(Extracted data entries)
* Start *

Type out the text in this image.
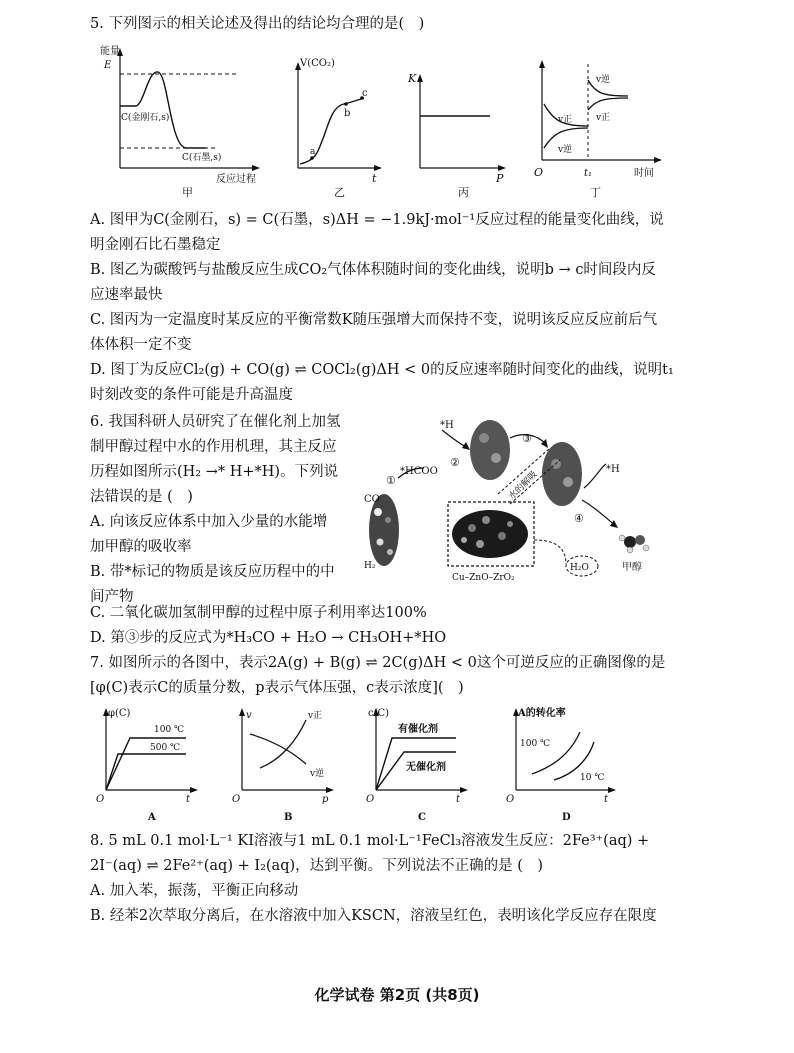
5. 下列图示的相关论述及得出的结论均合理的是(　)
能量
E
C(金刚石,s)
C(石墨,s)
反应过程
甲
V(CO₂)
a
b
c
t
乙
K
P
丙
v逆
v正
v正
v逆
O	t₁	时间
丁
A. 图甲为C(金刚石，s) = C(石墨，s)ΔH = −1.9kJ·mol⁻¹反应过程的能量变化曲线，说
明金刚石比石墨稳定
B. 图乙为碳酸钙与盐酸反应生成CO₂气体体积随时间的变化曲线，说明b → c时间段内反
应速率最快
C. 图丙为一定温度时某反应的平衡常数K随压强增大而保持不变，说明该反应反应前后气
体体积一定不变
D. 图丁为反应Cl₂(g) + CO(g) ⇌ COCl₂(g)ΔH < 0的反应速率随时间变化的曲线，说明t₁
时刻改变的条件可能是升高温度
6. 我国科研人员研究了在催化剂上加氢
制甲醇过程中水的作用机理，其主反应
历程如图所示(H₂ →* H+*H)。下列说
法错误的是 (　)
A. 向该反应体系中加入少量的水能增
加甲醇的吸收率
B. 带*标记的物质是该反应历程中的中
间产物
*H
*HCOO
①
②
③
④
CO
H₂
水的解吸
*H
Cu–ZnO–ZrO₂
H₂O	甲醇
C. 二氧化碳加氢制甲醇的过程中原子利用率达100%
D. 第③步的反应式为*H₃CO + H₂O → CH₃OH+*HO
7. 如图所示的各图中，表示2A(g) + B(g) ⇌ 2C(g)ΔH < 0这个可逆反应的正确图像的是
[φ(C)表示C的质量分数，p表示气体压强，c表示浓度](　)
φ(C)
100 ℃
500 ℃
O	t
A
v	v正
v逆
O	p
B
c(C)
有催化剂
无催化剂
O	t
C
A的转化率
100 ℃
10 ℃
O	t
D
8. 5 mL 0.1 mol·L⁻¹ KI溶液与1 mL 0.1 mol·L⁻¹FeCl₃溶液发生反应：2Fe³⁺(aq) +
2I⁻(aq) ⇌ 2Fe²⁺(aq) + I₂(aq)，达到平衡。下列说法不正确的是 (　)
A. 加入苯，振荡，平衡正向移动
B. 经苯2次萃取分离后，在水溶液中加入KSCN，溶液呈红色，表明该化学反应存在限度
化学试卷 第2页 (共8页)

* End *

DIRECTION :: Quote everything in the listing above exactly; pictures are the only thing to omit.

COMPLETE RESPONSE ::
Type out the text in this image.
5. 下列图示的相关论述及得出的结论均合理的是(　)
能量
E
C(金刚石,s)
C(石墨,s)
反应过程
甲
V(CO₂)
a
b
c
t
乙
K
P
丙
v逆
v正
v正
v逆
O	t₁	时间
丁
A. 图甲为C(金刚石，s) = C(石墨，s)ΔH = −1.9kJ·mol⁻¹反应过程的能量变化曲线，说
明金刚石比石墨稳定
B. 图乙为碳酸钙与盐酸反应生成CO₂气体体积随时间的变化曲线，说明b → c时间段内反
应速率最快
C. 图丙为一定温度时某反应的平衡常数K随压强增大而保持不变，说明该反应反应前后气
体体积一定不变
D. 图丁为反应Cl₂(g) + CO(g) ⇌ COCl₂(g)ΔH < 0的反应速率随时间变化的曲线，说明t₁
时刻改变的条件可能是升高温度
6. 我国科研人员研究了在催化剂上加氢
制甲醇过程中水的作用机理，其主反应
历程如图所示(H₂ →* H+*H)。下列说
法错误的是 (　)
A. 向该反应体系中加入少量的水能增
加甲醇的吸收率
B. 带*标记的物质是该反应历程中的中
间产物
*H
*HCOO
①
②
③
④
CO
H₂
水的解吸
*H
Cu–ZnO–ZrO₂
H₂O	甲醇
C. 二氧化碳加氢制甲醇的过程中原子利用率达100%
D. 第③步的反应式为*H₃CO + H₂O → CH₃OH+*HO
7. 如图所示的各图中，表示2A(g) + B(g) ⇌ 2C(g)ΔH < 0这个可逆反应的正确图像的是
[φ(C)表示C的质量分数，p表示气体压强，c表示浓度](　)
φ(C)
100 ℃
500 ℃
O	t
A
v	v正
v逆
O	p
B
c(C)
有催化剂
无催化剂
O	t
C
A的转化率
100 ℃
10 ℃
O	t
D
8. 5 mL 0.1 mol·L⁻¹ KI溶液与1 mL 0.1 mol·L⁻¹FeCl₃溶液发生反应：2Fe³⁺(aq) +
2I⁻(aq) ⇌ 2Fe²⁺(aq) + I₂(aq)，达到平衡。下列说法不正确的是 (　)
A. 加入苯，振荡，平衡正向移动
B. 经苯2次萃取分离后，在水溶液中加入KSCN，溶液呈红色，表明该化学反应存在限度
化学试卷 第2页 (共8页)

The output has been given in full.